### Given task:
Show every line that has the string "this" in it.

[Extracted records]
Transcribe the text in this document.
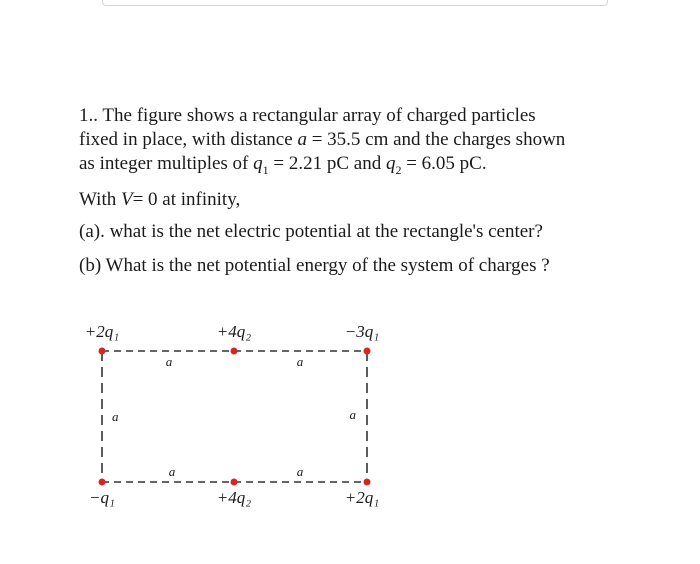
1.. The figure shows a rectangular array of charged particles
fixed in place, with distance a = 35.5 cm and the charges shown
as integer multiples of $q_1 = 2.21$ pC and $q_2 = 6.05$ pC.
With V= 0 at infinity,
(a). what is the net electric potential at the rectangle's center?
(b) What is the net potential energy of the system of charges ?
+2q₁	+4q₂	−3q₁
−q₁	+4q₂	+2q₁
a	a
a	a
a	a
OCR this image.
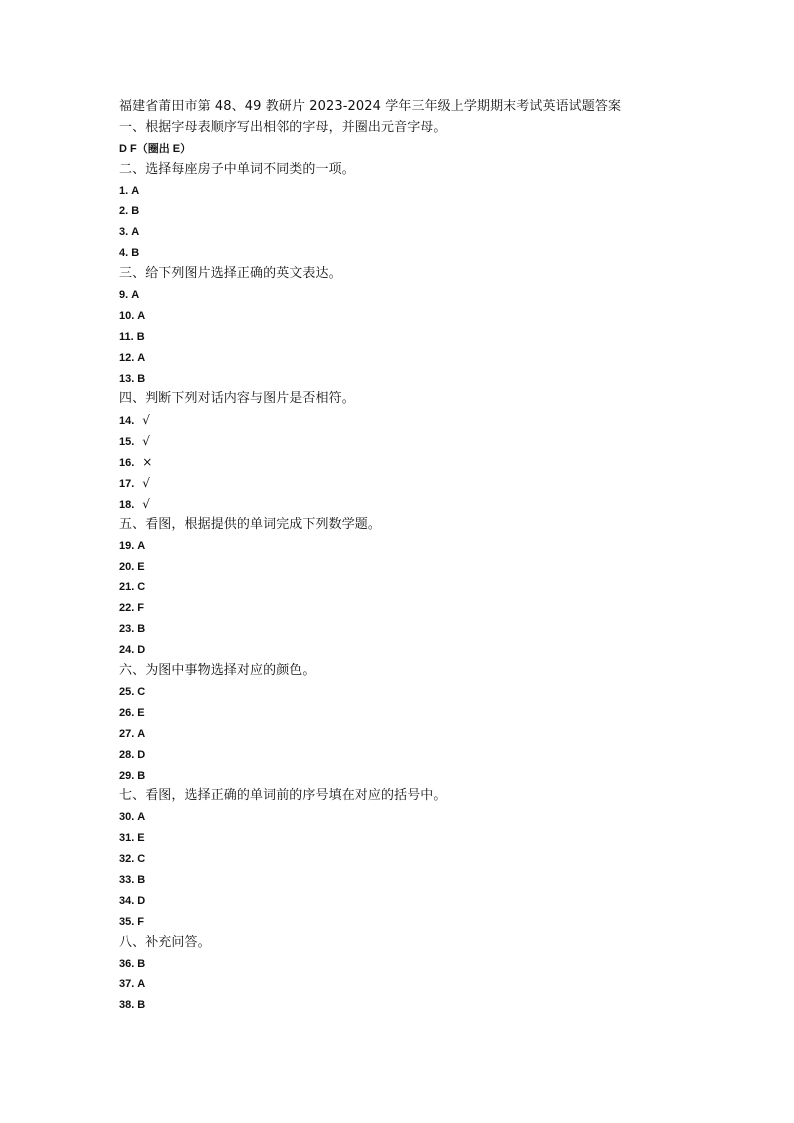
福建省莆田市第 48、49 教研片 2023-2024 学年三年级上学期期末考试英语试题答案
一、根据字母表顺序写出相邻的字母，并圈出元音字母。
D F（圈出 E）
二、选择每座房子中单词不同类的一项。
1. A
2. B
3. A
4. B
三、给下列图片选择正确的英文表达。
9. A
10. A
11. B
12. A
13. B
四、判断下列对话内容与图片是否相符。
14. √
15. √
16. ×
17. √
18. √
五、看图，根据提供的单词完成下列数学题。
19. A
20. E
21. C
22. F
23. B
24. D
六、为图中事物选择对应的颜色。
25. C
26. E
27. A
28. D
29. B
七、看图，选择正确的单词前的序号填在对应的括号中。
30. A
31. E
32. C
33. B
34. D
35. F
八、补充问答。
36. B
37. A
38. B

### Task response:
Transcribe the text in this document.
OCR this image.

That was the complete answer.